>> START Recorded data

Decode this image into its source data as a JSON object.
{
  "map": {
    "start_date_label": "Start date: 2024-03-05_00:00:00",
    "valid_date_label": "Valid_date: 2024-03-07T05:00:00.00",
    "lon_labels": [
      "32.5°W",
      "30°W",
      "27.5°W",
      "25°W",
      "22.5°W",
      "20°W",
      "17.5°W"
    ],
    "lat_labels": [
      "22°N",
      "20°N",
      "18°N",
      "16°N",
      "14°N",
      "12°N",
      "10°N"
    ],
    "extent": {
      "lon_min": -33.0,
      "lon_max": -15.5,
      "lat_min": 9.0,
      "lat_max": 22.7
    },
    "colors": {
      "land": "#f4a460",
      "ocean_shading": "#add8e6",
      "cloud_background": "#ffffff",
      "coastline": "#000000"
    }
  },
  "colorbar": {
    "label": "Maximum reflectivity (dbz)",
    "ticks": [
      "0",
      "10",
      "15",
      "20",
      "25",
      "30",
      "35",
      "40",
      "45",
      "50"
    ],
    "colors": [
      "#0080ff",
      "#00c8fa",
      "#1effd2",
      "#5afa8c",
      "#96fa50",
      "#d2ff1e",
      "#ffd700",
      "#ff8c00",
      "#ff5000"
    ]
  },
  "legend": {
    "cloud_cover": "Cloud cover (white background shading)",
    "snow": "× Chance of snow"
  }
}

>> END Recorded data

Aim of the exercise
Your task is to give the records above again, exactly.

Answer for this exercise
Decode this image into its source data as a JSON object.
{
  "map": {
    "start_date_label": "Start date: 2024-03-05_00:00:00",
    "valid_date_label": "Valid_date: 2024-03-07T05:00:00.00",
    "lon_labels": [
      "32.5°W",
      "30°W",
      "27.5°W",
      "25°W",
      "22.5°W",
      "20°W",
      "17.5°W"
    ],
    "lat_labels": [
      "22°N",
      "20°N",
      "18°N",
      "16°N",
      "14°N",
      "12°N",
      "10°N"
    ],
    "extent": {
      "lon_min": -33.0,
      "lon_max": -15.5,
      "lat_min": 9.0,
      "lat_max": 22.7
    },
    "colors": {
      "land": "#f4a460",
      "ocean_shading": "#add8e6",
      "cloud_background": "#ffffff",
      "coastline": "#000000"
    }
  },
  "colorbar": {
    "label": "Maximum reflectivity (dbz)",
    "ticks": [
      "0",
      "10",
      "15",
      "20",
      "25",
      "30",
      "35",
      "40",
      "45",
      "50"
    ],
    "colors": [
      "#0080ff",
      "#00c8fa",
      "#1effd2",
      "#5afa8c",
      "#96fa50",
      "#d2ff1e",
      "#ffd700",
      "#ff8c00",
      "#ff5000"
    ]
  },
  "legend": {
    "cloud_cover": "Cloud cover (white background shading)",
    "snow": "× Chance of snow"
  }
}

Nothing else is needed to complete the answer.